> Material:
━━━
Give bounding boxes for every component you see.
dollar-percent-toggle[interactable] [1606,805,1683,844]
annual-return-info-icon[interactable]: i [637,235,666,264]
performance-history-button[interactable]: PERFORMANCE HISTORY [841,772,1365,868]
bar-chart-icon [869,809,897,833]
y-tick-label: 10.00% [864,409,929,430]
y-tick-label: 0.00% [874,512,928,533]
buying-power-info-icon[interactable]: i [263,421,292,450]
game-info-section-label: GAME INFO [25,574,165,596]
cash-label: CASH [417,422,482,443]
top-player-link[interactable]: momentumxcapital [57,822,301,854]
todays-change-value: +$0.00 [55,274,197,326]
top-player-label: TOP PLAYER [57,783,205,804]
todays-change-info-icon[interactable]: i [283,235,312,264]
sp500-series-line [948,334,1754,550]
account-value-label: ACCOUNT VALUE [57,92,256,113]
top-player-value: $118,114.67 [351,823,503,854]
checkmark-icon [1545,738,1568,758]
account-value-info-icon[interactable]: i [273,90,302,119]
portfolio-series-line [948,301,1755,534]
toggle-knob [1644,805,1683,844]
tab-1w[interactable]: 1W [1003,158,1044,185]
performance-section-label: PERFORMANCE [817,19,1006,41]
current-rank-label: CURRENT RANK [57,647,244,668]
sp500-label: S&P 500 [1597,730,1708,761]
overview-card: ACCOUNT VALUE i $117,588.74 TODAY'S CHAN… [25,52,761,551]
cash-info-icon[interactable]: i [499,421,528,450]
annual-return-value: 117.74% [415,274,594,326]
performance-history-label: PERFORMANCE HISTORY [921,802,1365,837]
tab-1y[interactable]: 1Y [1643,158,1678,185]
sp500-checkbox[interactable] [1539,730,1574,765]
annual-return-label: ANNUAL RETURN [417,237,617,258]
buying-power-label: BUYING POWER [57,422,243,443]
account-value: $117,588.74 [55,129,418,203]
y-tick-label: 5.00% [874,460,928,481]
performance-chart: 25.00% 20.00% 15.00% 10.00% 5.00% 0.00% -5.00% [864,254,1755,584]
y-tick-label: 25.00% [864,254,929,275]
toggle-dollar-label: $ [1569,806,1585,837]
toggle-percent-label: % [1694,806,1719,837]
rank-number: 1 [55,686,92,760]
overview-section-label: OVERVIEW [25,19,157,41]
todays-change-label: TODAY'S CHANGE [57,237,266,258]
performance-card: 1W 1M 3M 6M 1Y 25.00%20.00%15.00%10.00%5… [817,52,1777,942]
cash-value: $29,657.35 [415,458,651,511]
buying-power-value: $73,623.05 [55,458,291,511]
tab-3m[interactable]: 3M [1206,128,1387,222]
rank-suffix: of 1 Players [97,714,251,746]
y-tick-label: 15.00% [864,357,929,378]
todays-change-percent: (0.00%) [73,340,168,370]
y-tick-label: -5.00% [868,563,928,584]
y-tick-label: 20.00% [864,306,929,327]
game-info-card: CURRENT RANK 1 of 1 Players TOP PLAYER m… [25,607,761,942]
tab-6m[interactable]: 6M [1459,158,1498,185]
━━━
Reproduce the lines above word for word, from the first line through the line containing "y-tick-label: 10.00% [864,409,929,430]", with both included.

> The response:
Give bounding boxes for every component you see.
dollar-percent-toggle[interactable] [1606,805,1683,844]
annual-return-info-icon[interactable]: i [637,235,666,264]
performance-history-button[interactable]: PERFORMANCE HISTORY [841,772,1365,868]
bar-chart-icon [869,809,897,833]
y-tick-label: 10.00% [864,409,929,430]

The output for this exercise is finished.